▶ **Task directions**: Determine the number of lines containing the word "Germania", and state that figure alone.

■ ■ ■

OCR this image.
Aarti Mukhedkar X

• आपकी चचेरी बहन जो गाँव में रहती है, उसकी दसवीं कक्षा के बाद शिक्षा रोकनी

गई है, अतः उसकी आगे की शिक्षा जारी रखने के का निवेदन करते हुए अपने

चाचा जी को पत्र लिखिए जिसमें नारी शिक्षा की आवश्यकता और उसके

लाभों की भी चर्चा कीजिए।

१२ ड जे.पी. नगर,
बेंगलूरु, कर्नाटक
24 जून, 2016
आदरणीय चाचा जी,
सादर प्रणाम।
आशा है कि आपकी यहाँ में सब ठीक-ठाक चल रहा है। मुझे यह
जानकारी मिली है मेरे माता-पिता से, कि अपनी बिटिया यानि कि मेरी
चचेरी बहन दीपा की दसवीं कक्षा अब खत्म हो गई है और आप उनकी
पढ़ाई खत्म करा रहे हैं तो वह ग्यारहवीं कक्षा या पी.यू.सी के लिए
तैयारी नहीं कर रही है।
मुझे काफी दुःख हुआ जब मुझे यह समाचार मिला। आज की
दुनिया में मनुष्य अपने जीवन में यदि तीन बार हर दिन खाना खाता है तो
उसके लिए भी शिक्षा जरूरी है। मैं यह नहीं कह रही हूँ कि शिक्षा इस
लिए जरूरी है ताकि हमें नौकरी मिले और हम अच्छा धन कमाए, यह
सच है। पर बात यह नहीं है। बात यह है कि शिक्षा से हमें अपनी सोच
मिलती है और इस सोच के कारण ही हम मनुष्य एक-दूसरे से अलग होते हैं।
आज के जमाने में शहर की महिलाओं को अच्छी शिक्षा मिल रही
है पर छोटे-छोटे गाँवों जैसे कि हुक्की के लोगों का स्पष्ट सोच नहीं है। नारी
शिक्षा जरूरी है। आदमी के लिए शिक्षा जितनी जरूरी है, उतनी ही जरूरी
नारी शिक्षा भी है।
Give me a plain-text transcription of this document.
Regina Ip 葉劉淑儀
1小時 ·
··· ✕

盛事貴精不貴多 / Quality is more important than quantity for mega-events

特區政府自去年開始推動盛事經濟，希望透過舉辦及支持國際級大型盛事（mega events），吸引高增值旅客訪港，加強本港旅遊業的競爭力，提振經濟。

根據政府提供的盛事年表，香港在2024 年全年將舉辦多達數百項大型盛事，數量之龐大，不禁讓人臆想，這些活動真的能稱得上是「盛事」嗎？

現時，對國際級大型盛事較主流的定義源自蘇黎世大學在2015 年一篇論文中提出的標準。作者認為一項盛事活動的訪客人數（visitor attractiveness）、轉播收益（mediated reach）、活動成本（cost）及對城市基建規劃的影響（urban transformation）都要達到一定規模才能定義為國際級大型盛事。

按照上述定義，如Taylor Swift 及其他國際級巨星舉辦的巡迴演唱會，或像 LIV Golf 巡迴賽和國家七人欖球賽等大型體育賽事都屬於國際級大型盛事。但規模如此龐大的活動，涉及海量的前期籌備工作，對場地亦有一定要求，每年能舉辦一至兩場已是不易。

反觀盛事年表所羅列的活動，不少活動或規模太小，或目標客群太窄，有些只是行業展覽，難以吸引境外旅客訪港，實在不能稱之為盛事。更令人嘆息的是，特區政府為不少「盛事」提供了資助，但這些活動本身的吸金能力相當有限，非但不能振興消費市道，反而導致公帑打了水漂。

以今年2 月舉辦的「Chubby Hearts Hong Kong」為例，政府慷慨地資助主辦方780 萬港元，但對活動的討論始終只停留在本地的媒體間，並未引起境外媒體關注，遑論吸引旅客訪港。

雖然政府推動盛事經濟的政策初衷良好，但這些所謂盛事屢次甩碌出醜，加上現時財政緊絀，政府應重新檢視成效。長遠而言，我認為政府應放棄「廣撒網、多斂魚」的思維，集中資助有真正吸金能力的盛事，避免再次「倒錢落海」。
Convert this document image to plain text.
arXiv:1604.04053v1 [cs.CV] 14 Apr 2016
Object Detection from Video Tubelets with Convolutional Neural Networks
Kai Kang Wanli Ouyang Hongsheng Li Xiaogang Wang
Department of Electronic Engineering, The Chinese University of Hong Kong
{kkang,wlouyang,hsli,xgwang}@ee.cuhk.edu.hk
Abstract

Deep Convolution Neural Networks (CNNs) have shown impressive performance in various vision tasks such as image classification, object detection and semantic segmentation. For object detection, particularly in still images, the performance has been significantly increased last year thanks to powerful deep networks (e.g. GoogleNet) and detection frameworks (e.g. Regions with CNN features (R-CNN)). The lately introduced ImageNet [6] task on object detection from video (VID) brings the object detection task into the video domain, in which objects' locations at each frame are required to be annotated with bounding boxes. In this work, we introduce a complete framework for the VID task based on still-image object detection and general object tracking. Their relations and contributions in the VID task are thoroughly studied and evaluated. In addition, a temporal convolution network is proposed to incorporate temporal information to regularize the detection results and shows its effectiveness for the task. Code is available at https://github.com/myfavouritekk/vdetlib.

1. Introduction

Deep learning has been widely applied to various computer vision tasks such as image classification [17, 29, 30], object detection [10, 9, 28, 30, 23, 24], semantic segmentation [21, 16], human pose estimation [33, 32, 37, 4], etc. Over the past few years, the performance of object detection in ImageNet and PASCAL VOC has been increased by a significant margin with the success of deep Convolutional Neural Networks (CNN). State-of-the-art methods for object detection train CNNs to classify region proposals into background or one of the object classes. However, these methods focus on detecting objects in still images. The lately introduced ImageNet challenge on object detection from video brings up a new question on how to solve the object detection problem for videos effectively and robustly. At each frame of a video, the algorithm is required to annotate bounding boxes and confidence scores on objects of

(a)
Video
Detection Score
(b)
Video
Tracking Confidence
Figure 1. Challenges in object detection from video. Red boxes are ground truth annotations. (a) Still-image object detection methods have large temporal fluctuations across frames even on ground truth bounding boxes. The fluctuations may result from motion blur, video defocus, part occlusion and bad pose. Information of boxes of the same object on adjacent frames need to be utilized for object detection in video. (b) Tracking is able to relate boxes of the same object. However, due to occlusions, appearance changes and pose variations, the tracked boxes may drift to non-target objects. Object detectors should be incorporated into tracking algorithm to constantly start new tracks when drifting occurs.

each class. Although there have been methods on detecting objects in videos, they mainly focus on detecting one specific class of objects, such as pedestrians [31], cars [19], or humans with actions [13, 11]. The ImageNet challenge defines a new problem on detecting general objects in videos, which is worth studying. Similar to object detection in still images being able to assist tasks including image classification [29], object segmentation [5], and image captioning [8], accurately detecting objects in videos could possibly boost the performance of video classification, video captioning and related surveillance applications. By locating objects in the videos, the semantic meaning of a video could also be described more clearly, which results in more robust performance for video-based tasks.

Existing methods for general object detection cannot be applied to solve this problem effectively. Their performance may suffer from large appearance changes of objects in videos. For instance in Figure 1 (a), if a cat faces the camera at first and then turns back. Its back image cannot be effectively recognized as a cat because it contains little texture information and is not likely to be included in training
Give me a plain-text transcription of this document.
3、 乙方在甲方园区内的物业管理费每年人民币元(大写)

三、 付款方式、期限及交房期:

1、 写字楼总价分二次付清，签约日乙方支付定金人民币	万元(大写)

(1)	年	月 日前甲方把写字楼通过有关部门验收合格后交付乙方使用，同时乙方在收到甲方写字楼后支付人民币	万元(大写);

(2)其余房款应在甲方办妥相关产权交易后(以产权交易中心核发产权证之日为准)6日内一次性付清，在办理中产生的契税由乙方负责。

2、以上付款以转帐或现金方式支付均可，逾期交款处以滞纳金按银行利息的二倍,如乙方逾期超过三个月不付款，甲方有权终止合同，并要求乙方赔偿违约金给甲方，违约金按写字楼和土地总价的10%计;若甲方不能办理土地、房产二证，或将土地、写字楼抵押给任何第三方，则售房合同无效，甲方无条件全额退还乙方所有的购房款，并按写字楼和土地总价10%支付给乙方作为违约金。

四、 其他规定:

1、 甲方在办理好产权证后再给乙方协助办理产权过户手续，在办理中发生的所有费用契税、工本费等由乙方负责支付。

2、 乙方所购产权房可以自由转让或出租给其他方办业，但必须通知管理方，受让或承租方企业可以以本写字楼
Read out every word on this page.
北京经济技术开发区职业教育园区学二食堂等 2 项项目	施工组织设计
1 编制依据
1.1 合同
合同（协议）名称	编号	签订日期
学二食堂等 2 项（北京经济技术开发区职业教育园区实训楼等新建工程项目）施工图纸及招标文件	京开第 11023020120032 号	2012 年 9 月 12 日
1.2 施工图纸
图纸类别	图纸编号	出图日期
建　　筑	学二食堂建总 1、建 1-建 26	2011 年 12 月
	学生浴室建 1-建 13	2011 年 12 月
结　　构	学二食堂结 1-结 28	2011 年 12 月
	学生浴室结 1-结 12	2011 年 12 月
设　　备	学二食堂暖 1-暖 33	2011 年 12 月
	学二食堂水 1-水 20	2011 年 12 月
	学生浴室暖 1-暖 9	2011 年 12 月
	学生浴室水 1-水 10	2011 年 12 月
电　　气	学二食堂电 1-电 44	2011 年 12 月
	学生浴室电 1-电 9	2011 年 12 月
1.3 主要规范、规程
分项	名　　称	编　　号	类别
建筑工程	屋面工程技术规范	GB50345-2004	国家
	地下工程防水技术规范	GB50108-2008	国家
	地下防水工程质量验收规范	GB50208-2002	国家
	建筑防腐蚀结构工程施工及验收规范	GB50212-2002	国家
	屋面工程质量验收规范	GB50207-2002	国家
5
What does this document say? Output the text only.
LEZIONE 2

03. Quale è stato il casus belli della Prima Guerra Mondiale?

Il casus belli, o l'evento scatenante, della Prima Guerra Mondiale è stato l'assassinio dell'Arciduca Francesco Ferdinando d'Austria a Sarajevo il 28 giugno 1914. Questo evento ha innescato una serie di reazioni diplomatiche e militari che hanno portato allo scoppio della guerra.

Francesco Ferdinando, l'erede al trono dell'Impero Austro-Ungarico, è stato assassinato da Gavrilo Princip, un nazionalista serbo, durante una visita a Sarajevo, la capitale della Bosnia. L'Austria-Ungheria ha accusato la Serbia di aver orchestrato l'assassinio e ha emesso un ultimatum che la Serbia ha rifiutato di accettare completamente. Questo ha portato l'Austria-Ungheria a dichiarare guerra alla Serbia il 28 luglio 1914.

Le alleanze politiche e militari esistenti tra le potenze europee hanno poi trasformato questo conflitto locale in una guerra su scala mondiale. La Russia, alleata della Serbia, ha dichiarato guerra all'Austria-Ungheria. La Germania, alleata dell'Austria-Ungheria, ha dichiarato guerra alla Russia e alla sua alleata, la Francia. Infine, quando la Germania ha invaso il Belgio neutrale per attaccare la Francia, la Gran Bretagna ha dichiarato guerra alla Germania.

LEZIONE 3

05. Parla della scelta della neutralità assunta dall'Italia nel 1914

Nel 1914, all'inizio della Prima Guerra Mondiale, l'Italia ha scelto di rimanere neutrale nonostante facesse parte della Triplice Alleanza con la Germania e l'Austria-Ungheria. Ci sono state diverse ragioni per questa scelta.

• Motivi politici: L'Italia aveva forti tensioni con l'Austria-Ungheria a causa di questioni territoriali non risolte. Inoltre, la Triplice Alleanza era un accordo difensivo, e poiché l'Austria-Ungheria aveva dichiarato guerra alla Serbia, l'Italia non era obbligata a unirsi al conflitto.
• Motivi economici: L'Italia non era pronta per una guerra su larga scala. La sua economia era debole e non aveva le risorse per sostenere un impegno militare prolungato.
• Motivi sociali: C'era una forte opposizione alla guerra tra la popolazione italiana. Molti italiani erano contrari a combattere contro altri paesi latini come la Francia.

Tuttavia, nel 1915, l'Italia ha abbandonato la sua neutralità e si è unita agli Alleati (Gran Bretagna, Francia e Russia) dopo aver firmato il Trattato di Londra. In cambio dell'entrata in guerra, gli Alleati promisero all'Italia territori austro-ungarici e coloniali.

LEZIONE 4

■ ■ ■

▶ **Result**: 2